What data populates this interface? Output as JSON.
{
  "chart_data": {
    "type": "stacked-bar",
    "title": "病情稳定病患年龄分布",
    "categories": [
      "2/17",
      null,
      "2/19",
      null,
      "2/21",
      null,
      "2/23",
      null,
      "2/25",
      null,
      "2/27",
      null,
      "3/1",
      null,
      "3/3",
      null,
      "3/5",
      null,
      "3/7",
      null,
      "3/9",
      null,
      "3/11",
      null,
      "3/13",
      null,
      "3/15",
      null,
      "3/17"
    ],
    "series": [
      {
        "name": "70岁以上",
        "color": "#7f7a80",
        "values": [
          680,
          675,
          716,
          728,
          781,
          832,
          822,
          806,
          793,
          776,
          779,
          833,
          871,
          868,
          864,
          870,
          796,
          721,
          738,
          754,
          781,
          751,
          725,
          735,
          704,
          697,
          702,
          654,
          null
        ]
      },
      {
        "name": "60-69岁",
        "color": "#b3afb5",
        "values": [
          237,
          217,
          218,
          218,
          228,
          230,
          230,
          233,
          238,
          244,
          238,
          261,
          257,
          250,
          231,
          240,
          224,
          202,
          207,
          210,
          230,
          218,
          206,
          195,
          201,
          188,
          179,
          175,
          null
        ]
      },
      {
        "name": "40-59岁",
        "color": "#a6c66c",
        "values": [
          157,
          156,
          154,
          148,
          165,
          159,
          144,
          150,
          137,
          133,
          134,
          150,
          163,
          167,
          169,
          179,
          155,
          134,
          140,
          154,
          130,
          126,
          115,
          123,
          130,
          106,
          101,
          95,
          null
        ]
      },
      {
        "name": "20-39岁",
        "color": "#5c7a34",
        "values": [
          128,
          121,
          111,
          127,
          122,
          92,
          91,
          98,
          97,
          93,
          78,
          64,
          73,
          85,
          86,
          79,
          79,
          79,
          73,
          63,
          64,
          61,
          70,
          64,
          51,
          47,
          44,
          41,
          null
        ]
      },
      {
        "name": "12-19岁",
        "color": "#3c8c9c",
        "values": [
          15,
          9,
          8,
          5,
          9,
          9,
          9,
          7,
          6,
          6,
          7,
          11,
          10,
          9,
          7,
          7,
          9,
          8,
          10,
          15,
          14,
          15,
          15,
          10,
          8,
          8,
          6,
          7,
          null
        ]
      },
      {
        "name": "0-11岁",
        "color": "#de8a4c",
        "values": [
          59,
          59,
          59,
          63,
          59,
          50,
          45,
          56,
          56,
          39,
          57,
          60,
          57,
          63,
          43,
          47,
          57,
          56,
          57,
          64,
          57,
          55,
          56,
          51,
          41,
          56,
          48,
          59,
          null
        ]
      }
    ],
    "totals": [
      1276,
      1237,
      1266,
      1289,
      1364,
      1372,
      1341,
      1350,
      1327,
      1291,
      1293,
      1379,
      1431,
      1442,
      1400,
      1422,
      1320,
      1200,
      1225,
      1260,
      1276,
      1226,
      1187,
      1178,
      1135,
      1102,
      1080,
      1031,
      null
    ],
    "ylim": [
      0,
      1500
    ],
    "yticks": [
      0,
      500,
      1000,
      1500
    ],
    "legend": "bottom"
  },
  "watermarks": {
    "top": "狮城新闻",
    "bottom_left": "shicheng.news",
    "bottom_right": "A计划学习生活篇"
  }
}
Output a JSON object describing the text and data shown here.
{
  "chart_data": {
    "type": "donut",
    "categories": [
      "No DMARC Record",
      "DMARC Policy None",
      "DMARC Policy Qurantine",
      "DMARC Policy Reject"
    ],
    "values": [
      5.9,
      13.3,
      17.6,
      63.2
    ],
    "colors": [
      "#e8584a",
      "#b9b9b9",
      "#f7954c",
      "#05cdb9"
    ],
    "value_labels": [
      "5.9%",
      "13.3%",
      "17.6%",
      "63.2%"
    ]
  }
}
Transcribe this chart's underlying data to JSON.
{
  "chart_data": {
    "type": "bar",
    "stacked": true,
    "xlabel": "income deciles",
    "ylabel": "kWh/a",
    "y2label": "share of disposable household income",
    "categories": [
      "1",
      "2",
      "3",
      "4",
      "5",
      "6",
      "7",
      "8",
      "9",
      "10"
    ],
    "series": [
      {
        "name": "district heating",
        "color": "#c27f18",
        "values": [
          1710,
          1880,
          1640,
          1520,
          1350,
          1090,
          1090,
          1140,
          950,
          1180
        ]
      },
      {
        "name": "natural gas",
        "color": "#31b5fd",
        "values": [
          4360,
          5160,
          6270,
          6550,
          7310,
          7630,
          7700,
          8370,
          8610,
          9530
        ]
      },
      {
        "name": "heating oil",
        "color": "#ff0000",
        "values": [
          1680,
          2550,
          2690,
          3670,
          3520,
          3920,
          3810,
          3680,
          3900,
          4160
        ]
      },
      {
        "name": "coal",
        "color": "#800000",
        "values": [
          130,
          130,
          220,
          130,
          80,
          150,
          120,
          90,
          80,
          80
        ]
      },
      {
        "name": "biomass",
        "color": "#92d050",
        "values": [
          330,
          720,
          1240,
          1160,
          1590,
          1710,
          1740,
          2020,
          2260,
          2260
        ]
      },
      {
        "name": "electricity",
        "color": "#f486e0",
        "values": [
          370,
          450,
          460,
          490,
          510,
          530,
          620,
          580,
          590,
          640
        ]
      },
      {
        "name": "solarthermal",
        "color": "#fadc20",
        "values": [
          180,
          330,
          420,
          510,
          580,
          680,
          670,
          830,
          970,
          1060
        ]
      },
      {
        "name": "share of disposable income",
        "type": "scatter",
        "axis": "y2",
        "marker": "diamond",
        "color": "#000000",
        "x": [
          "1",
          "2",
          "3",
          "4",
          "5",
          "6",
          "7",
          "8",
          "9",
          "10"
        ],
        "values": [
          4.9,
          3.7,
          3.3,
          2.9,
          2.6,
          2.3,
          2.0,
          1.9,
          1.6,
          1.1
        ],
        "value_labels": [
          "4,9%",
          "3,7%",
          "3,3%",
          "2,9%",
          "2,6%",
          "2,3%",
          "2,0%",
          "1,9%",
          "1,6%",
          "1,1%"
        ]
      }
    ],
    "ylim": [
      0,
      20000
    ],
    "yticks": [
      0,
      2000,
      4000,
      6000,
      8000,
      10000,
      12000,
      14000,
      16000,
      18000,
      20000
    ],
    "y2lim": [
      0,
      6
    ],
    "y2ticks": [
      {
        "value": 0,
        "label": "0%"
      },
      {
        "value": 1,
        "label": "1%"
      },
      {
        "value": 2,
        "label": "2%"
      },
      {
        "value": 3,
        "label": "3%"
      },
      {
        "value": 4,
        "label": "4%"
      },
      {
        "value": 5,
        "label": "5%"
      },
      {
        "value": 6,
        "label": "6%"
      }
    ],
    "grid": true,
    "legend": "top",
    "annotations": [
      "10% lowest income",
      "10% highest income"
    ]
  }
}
..........
▸ Stated task
From the listing above, collect every line that mentions the word "income".

▸ Exercise output
    "xlabel": "income deciles",
    "y2label": "share of disposable household income",
        "name": "share of disposable income",
      "10% lowest income",
      "10% highest income"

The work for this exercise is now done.